#### Set problem:
Write every line out verbatim and omit the pictures.

----

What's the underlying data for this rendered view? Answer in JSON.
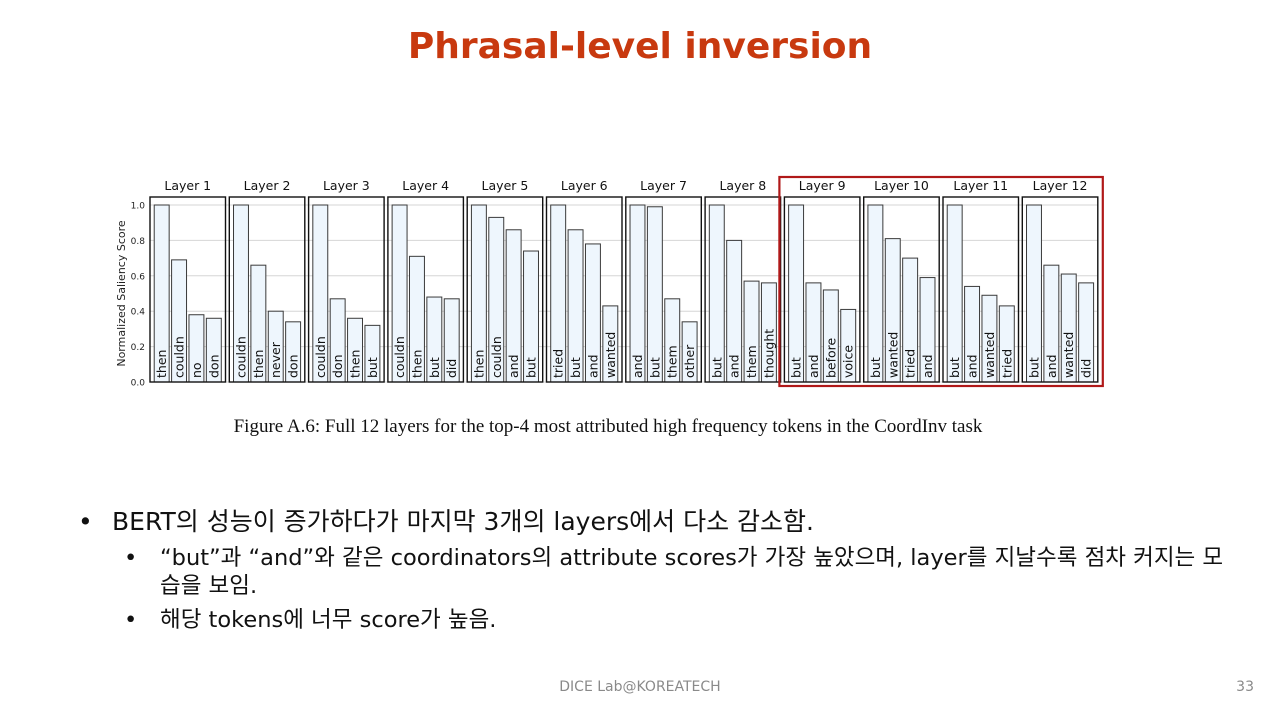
{
  "slide": {
    "title": "Phrasal-level inversion",
    "caption": "Figure A.6: Full 12 layers for the top-4 most attributed high frequency tokens in the CoordInv task",
    "footer": "DICE Lab@KOREATECH",
    "page_number": "33",
    "bullet_marker": "•",
    "bullets": [
      {
        "text": "BERT의 성능이 증가하다가 마지막 3개의 layers에서 다소 감소함."
      },
      {
        "text": "“but”과 “and”와 같은 coordinators의 attribute scores가 가장 높았으며, layer를 지날수록 점차 커지는 모습을 보임."
      },
      {
        "text": "해당 tokens에 너무 score가 높음."
      }
    ]
  },
  "chart_data": {
    "type": "bar",
    "ylabel": "Normalized Saliency Score",
    "ylim": [
      0,
      1.0
    ],
    "yticks": [
      0.0,
      0.2,
      0.4,
      0.6,
      0.8,
      1.0
    ],
    "ytick_labels": [
      "0.0",
      "0.2",
      "0.4",
      "0.6",
      "0.8",
      "1.0"
    ],
    "grid": true,
    "highlighted_panels": [
      "Layer 9",
      "Layer 10",
      "Layer 11",
      "Layer 12"
    ],
    "colors": {
      "bar_fill": "#eef6fd",
      "bar_edge": "#3a3a3a",
      "highlight": "#b01818",
      "grid": "#d6d6d6"
    },
    "panels": [
      {
        "title": "Layer 1",
        "tokens": [
          "then",
          "couldn",
          "no",
          "don"
        ],
        "values": [
          1.0,
          0.69,
          0.38,
          0.36
        ]
      },
      {
        "title": "Layer 2",
        "tokens": [
          "couldn",
          "then",
          "never",
          "don"
        ],
        "values": [
          1.0,
          0.66,
          0.4,
          0.34
        ]
      },
      {
        "title": "Layer 3",
        "tokens": [
          "couldn",
          "don",
          "then",
          "but"
        ],
        "values": [
          1.0,
          0.47,
          0.36,
          0.32
        ]
      },
      {
        "title": "Layer 4",
        "tokens": [
          "couldn",
          "then",
          "but",
          "did"
        ],
        "values": [
          1.0,
          0.71,
          0.48,
          0.47
        ]
      },
      {
        "title": "Layer 5",
        "tokens": [
          "then",
          "couldn",
          "and",
          "but"
        ],
        "values": [
          1.0,
          0.93,
          0.86,
          0.74
        ]
      },
      {
        "title": "Layer 6",
        "tokens": [
          "tried",
          "but",
          "and",
          "wanted"
        ],
        "values": [
          1.0,
          0.86,
          0.78,
          0.43
        ]
      },
      {
        "title": "Layer 7",
        "tokens": [
          "and",
          "but",
          "them",
          "other"
        ],
        "values": [
          1.0,
          0.99,
          0.47,
          0.34
        ]
      },
      {
        "title": "Layer 8",
        "tokens": [
          "but",
          "and",
          "them",
          "thought"
        ],
        "values": [
          1.0,
          0.8,
          0.57,
          0.56
        ]
      },
      {
        "title": "Layer 9",
        "tokens": [
          "but",
          "and",
          "before",
          "voice"
        ],
        "values": [
          1.0,
          0.56,
          0.52,
          0.41
        ]
      },
      {
        "title": "Layer 10",
        "tokens": [
          "but",
          "wanted",
          "tried",
          "and"
        ],
        "values": [
          1.0,
          0.81,
          0.7,
          0.59
        ]
      },
      {
        "title": "Layer 11",
        "tokens": [
          "but",
          "and",
          "wanted",
          "tried"
        ],
        "values": [
          1.0,
          0.54,
          0.49,
          0.43
        ]
      },
      {
        "title": "Layer 12",
        "tokens": [
          "but",
          "and",
          "wanted",
          "did"
        ],
        "values": [
          1.0,
          0.66,
          0.61,
          0.56
        ]
      }
    ]
  }
}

----

#### Task result:
What's the underlying data for this rendered view? Answer in JSON.
{
  "slide": {
    "title": "Phrasal-level inversion",
    "caption": "Figure A.6: Full 12 layers for the top-4 most attributed high frequency tokens in the CoordInv task",
    "footer": "DICE Lab@KOREATECH",
    "page_number": "33",
    "bullet_marker": "•",
    "bullets": [
      {
        "text": "BERT의 성능이 증가하다가 마지막 3개의 layers에서 다소 감소함."
      },
      {
        "text": "“but”과 “and”와 같은 coordinators의 attribute scores가 가장 높았으며, layer를 지날수록 점차 커지는 모습을 보임."
      },
      {
        "text": "해당 tokens에 너무 score가 높음."
      }
    ]
  },
  "chart_data": {
    "type": "bar",
    "ylabel": "Normalized Saliency Score",
    "ylim": [
      0,
      1.0
    ],
    "yticks": [
      0.0,
      0.2,
      0.4,
      0.6,
      0.8,
      1.0
    ],
    "ytick_labels": [
      "0.0",
      "0.2",
      "0.4",
      "0.6",
      "0.8",
      "1.0"
    ],
    "grid": true,
    "highlighted_panels": [
      "Layer 9",
      "Layer 10",
      "Layer 11",
      "Layer 12"
    ],
    "colors": {
      "bar_fill": "#eef6fd",
      "bar_edge": "#3a3a3a",
      "highlight": "#b01818",
      "grid": "#d6d6d6"
    },
    "panels": [
      {
        "title": "Layer 1",
        "tokens": [
          "then",
          "couldn",
          "no",
          "don"
        ],
        "values": [
          1.0,
          0.69,
          0.38,
          0.36
        ]
      },
      {
        "title": "Layer 2",
        "tokens": [
          "couldn",
          "then",
          "never",
          "don"
        ],
        "values": [
          1.0,
          0.66,
          0.4,
          0.34
        ]
      },
      {
        "title": "Layer 3",
        "tokens": [
          "couldn",
          "don",
          "then",
          "but"
        ],
        "values": [
          1.0,
          0.47,
          0.36,
          0.32
        ]
      },
      {
        "title": "Layer 4",
        "tokens": [
          "couldn",
          "then",
          "but",
          "did"
        ],
        "values": [
          1.0,
          0.71,
          0.48,
          0.47
        ]
      },
      {
        "title": "Layer 5",
        "tokens": [
          "then",
          "couldn",
          "and",
          "but"
        ],
        "values": [
          1.0,
          0.93,
          0.86,
          0.74
        ]
      },
      {
        "title": "Layer 6",
        "tokens": [
          "tried",
          "but",
          "and",
          "wanted"
        ],
        "values": [
          1.0,
          0.86,
          0.78,
          0.43
        ]
      },
      {
        "title": "Layer 7",
        "tokens": [
          "and",
          "but",
          "them",
          "other"
        ],
        "values": [
          1.0,
          0.99,
          0.47,
          0.34
        ]
      },
      {
        "title": "Layer 8",
        "tokens": [
          "but",
          "and",
          "them",
          "thought"
        ],
        "values": [
          1.0,
          0.8,
          0.57,
          0.56
        ]
      },
      {
        "title": "Layer 9",
        "tokens": [
          "but",
          "and",
          "before",
          "voice"
        ],
        "values": [
          1.0,
          0.56,
          0.52,
          0.41
        ]
      },
      {
        "title": "Layer 10",
        "tokens": [
          "but",
          "wanted",
          "tried",
          "and"
        ],
        "values": [
          1.0,
          0.81,
          0.7,
          0.59
        ]
      },
      {
        "title": "Layer 11",
        "tokens": [
          "but",
          "and",
          "wanted",
          "tried"
        ],
        "values": [
          1.0,
          0.54,
          0.49,
          0.43
        ]
      },
      {
        "title": "Layer 12",
        "tokens": [
          "but",
          "and",
          "wanted",
          "did"
        ],
        "values": [
          1.0,
          0.66,
          0.61,
          0.56
        ]
      }
    ]
  }
}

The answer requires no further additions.